*Work required:* Transcribe all of the records precisely as they are presented.

%%

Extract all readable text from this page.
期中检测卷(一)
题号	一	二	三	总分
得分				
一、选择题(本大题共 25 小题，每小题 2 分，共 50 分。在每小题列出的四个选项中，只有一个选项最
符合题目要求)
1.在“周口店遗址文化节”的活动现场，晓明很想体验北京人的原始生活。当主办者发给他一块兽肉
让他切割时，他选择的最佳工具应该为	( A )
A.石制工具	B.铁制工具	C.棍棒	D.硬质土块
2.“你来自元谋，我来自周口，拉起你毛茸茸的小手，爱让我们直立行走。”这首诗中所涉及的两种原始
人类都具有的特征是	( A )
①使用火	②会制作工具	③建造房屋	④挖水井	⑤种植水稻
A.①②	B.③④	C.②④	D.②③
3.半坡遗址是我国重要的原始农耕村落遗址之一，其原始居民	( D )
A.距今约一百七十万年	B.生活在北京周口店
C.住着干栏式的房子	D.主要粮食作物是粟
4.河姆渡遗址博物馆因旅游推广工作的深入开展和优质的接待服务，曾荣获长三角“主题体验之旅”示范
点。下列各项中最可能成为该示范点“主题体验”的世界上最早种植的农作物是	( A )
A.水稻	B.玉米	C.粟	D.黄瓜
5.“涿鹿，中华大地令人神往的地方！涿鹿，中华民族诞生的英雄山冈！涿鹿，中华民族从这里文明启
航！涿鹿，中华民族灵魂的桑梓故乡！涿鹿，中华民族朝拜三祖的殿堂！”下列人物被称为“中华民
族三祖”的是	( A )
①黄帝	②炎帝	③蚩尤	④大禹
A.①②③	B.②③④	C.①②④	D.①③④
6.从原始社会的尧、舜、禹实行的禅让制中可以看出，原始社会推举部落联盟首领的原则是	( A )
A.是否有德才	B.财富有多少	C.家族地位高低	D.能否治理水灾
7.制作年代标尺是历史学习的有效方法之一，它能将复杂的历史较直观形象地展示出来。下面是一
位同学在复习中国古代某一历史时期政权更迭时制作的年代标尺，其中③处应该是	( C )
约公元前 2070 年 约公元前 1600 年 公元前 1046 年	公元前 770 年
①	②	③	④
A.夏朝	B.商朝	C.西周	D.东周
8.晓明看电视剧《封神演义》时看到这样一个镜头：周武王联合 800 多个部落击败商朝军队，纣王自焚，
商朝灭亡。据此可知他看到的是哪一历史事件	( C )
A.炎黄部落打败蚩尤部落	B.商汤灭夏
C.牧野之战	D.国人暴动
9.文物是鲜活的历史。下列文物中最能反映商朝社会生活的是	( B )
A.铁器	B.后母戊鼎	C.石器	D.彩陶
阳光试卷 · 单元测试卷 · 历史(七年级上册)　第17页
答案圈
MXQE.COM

%%

*Right answer:*
Extract all readable text from this page.
期中检测卷(一)
题号	一	二	三	总分
得分				
一、选择题(本大题共 25 小题，每小题 2 分，共 50 分。在每小题列出的四个选项中，只有一个选项最
符合题目要求)
1.在“周口店遗址文化节”的活动现场，晓明很想体验北京人的原始生活。当主办者发给他一块兽肉
让他切割时，他选择的最佳工具应该为	( A )
A.石制工具	B.铁制工具	C.棍棒	D.硬质土块
2.“你来自元谋，我来自周口，拉起你毛茸茸的小手，爱让我们直立行走。”这首诗中所涉及的两种原始
人类都具有的特征是	( A )
①使用火	②会制作工具	③建造房屋	④挖水井	⑤种植水稻
A.①②	B.③④	C.②④	D.②③
3.半坡遗址是我国重要的原始农耕村落遗址之一，其原始居民	( D )
A.距今约一百七十万年	B.生活在北京周口店
C.住着干栏式的房子	D.主要粮食作物是粟
4.河姆渡遗址博物馆因旅游推广工作的深入开展和优质的接待服务，曾荣获长三角“主题体验之旅”示范
点。下列各项中最可能成为该示范点“主题体验”的世界上最早种植的农作物是	( A )
A.水稻	B.玉米	C.粟	D.黄瓜
5.“涿鹿，中华大地令人神往的地方！涿鹿，中华民族诞生的英雄山冈！涿鹿，中华民族从这里文明启
航！涿鹿，中华民族灵魂的桑梓故乡！涿鹿，中华民族朝拜三祖的殿堂！”下列人物被称为“中华民
族三祖”的是	( A )
①黄帝	②炎帝	③蚩尤	④大禹
A.①②③	B.②③④	C.①②④	D.①③④
6.从原始社会的尧、舜、禹实行的禅让制中可以看出，原始社会推举部落联盟首领的原则是	( A )
A.是否有德才	B.财富有多少	C.家族地位高低	D.能否治理水灾
7.制作年代标尺是历史学习的有效方法之一，它能将复杂的历史较直观形象地展示出来。下面是一
位同学在复习中国古代某一历史时期政权更迭时制作的年代标尺，其中③处应该是	( C )
约公元前 2070 年 约公元前 1600 年 公元前 1046 年	公元前 770 年
①	②	③	④
A.夏朝	B.商朝	C.西周	D.东周
8.晓明看电视剧《封神演义》时看到这样一个镜头：周武王联合 800 多个部落击败商朝军队，纣王自焚，
商朝灭亡。据此可知他看到的是哪一历史事件	( C )
A.炎黄部落打败蚩尤部落	B.商汤灭夏
C.牧野之战	D.国人暴动
9.文物是鲜活的历史。下列文物中最能反映商朝社会生活的是	( B )
A.铁器	B.后母戊鼎	C.石器	D.彩陶
阳光试卷 · 单元测试卷 · 历史(七年级上册)　第17页
答案圈
MXQE.COM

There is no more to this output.